■ **PROVIDED RECORDS**

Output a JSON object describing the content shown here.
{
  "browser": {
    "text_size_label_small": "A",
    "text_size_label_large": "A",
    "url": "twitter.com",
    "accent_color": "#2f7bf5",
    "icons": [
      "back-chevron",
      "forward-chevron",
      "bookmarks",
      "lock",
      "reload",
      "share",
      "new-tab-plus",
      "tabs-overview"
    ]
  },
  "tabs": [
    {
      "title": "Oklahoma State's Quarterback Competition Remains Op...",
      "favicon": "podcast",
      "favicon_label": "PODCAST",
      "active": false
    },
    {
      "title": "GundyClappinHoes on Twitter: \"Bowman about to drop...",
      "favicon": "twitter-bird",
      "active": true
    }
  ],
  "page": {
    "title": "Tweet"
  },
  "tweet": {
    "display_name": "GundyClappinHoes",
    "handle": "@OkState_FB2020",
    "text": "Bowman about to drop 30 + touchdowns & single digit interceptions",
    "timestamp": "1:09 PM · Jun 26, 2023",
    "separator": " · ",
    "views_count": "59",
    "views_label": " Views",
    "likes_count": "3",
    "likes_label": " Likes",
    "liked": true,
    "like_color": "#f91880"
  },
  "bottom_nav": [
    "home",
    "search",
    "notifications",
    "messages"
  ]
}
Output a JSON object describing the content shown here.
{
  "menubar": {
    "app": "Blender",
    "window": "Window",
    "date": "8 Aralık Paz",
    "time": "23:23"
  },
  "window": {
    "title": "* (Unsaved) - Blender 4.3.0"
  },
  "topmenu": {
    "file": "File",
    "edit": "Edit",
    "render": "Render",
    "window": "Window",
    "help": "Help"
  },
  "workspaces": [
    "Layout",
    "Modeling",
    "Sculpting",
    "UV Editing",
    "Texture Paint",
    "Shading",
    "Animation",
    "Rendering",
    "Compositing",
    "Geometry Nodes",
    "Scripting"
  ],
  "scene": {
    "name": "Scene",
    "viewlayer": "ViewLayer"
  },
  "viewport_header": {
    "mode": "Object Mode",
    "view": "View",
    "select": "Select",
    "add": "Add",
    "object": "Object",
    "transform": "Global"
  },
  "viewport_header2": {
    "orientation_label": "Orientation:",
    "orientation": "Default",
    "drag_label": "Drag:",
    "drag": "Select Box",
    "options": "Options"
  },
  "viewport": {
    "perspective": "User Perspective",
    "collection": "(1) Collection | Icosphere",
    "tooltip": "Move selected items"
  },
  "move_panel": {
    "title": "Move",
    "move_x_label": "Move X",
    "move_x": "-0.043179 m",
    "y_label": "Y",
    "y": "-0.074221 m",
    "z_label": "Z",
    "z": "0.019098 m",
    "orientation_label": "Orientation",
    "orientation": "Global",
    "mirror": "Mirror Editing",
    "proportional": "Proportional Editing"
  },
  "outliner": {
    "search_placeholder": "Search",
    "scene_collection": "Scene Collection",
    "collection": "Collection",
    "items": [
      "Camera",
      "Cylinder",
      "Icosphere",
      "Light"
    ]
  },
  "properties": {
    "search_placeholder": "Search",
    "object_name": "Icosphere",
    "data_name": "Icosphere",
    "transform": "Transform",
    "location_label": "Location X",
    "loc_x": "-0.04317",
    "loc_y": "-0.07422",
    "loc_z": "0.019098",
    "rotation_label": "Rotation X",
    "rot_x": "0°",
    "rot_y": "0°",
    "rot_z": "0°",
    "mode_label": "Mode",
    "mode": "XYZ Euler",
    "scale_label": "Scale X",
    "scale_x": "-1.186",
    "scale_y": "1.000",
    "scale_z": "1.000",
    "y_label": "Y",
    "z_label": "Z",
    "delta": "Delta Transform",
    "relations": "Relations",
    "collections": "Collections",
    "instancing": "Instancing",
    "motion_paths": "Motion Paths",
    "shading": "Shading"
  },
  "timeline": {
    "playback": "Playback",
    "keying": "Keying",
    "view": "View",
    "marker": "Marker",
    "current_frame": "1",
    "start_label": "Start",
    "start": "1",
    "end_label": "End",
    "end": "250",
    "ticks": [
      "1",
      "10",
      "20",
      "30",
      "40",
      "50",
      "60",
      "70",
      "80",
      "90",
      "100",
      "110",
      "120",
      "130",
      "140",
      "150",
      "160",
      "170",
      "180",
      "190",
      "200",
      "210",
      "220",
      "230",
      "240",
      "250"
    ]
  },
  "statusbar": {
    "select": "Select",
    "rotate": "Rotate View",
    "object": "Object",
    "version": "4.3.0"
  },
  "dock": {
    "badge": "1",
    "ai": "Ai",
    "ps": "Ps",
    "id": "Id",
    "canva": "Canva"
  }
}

■ **TASK GOAL**
Copy every line verbatim.

■ **FINAL ANSWER**
Output a JSON object describing the content shown here.
{
  "browser": {
    "text_size_label_small": "A",
    "text_size_label_large": "A",
    "url": "twitter.com",
    "accent_color": "#2f7bf5",
    "icons": [
      "back-chevron",
      "forward-chevron",
      "bookmarks",
      "lock",
      "reload",
      "share",
      "new-tab-plus",
      "tabs-overview"
    ]
  },
  "tabs": [
    {
      "title": "Oklahoma State's Quarterback Competition Remains Op...",
      "favicon": "podcast",
      "favicon_label": "PODCAST",
      "active": false
    },
    {
      "title": "GundyClappinHoes on Twitter: \"Bowman about to drop...",
      "favicon": "twitter-bird",
      "active": true
    }
  ],
  "page": {
    "title": "Tweet"
  },
  "tweet": {
    "display_name": "GundyClappinHoes",
    "handle": "@OkState_FB2020",
    "text": "Bowman about to drop 30 + touchdowns & single digit interceptions",
    "timestamp": "1:09 PM · Jun 26, 2023",
    "separator": " · ",
    "views_count": "59",
    "views_label": " Views",
    "likes_count": "3",
    "likes_label": " Likes",
    "liked": true,
    "like_color": "#f91880"
  },
  "bottom_nav": [
    "home",
    "search",
    "notifications",
    "messages"
  ]
}
Output a JSON object describing the content shown here.
{
  "menubar": {
    "app": "Blender",
    "window": "Window",
    "date": "8 Aralık Paz",
    "time": "23:23"
  },
  "window": {
    "title": "* (Unsaved) - Blender 4.3.0"
  },
  "topmenu": {
    "file": "File",
    "edit": "Edit",
    "render": "Render",
    "window": "Window",
    "help": "Help"
  },
  "workspaces": [
    "Layout",
    "Modeling",
    "Sculpting",
    "UV Editing",
    "Texture Paint",
    "Shading",
    "Animation",
    "Rendering",
    "Compositing",
    "Geometry Nodes",
    "Scripting"
  ],
  "scene": {
    "name": "Scene",
    "viewlayer": "ViewLayer"
  },
  "viewport_header": {
    "mode": "Object Mode",
    "view": "View",
    "select": "Select",
    "add": "Add",
    "object": "Object",
    "transform": "Global"
  },
  "viewport_header2": {
    "orientation_label": "Orientation:",
    "orientation": "Default",
    "drag_label": "Drag:",
    "drag": "Select Box",
    "options": "Options"
  },
  "viewport": {
    "perspective": "User Perspective",
    "collection": "(1) Collection | Icosphere",
    "tooltip": "Move selected items"
  },
  "move_panel": {
    "title": "Move",
    "move_x_label": "Move X",
    "move_x": "-0.043179 m",
    "y_label": "Y",
    "y": "-0.074221 m",
    "z_label": "Z",
    "z": "0.019098 m",
    "orientation_label": "Orientation",
    "orientation": "Global",
    "mirror": "Mirror Editing",
    "proportional": "Proportional Editing"
  },
  "outliner": {
    "search_placeholder": "Search",
    "scene_collection": "Scene Collection",
    "collection": "Collection",
    "items": [
      "Camera",
      "Cylinder",
      "Icosphere",
      "Light"
    ]
  },
  "properties": {
    "search_placeholder": "Search",
    "object_name": "Icosphere",
    "data_name": "Icosphere",
    "transform": "Transform",
    "location_label": "Location X",
    "loc_x": "-0.04317",
    "loc_y": "-0.07422",
    "loc_z": "0.019098",
    "rotation_label": "Rotation X",
    "rot_x": "0°",
    "rot_y": "0°",
    "rot_z": "0°",
    "mode_label": "Mode",
    "mode": "XYZ Euler",
    "scale_label": "Scale X",
    "scale_x": "-1.186",
    "scale_y": "1.000",
    "scale_z": "1.000",
    "y_label": "Y",
    "z_label": "Z",
    "delta": "Delta Transform",
    "relations": "Relations",
    "collections": "Collections",
    "instancing": "Instancing",
    "motion_paths": "Motion Paths",
    "shading": "Shading"
  },
  "timeline": {
    "playback": "Playback",
    "keying": "Keying",
    "view": "View",
    "marker": "Marker",
    "current_frame": "1",
    "start_label": "Start",
    "start": "1",
    "end_label": "End",
    "end": "250",
    "ticks": [
      "1",
      "10",
      "20",
      "30",
      "40",
      "50",
      "60",
      "70",
      "80",
      "90",
      "100",
      "110",
      "120",
      "130",
      "140",
      "150",
      "160",
      "170",
      "180",
      "190",
      "200",
      "210",
      "220",
      "230",
      "240",
      "250"
    ]
  },
  "statusbar": {
    "select": "Select",
    "rotate": "Rotate View",
    "object": "Object",
    "version": "4.3.0"
  },
  "dock": {
    "badge": "1",
    "ai": "Ai",
    "ps": "Ps",
    "id": "Id",
    "canva": "Canva"
  }
}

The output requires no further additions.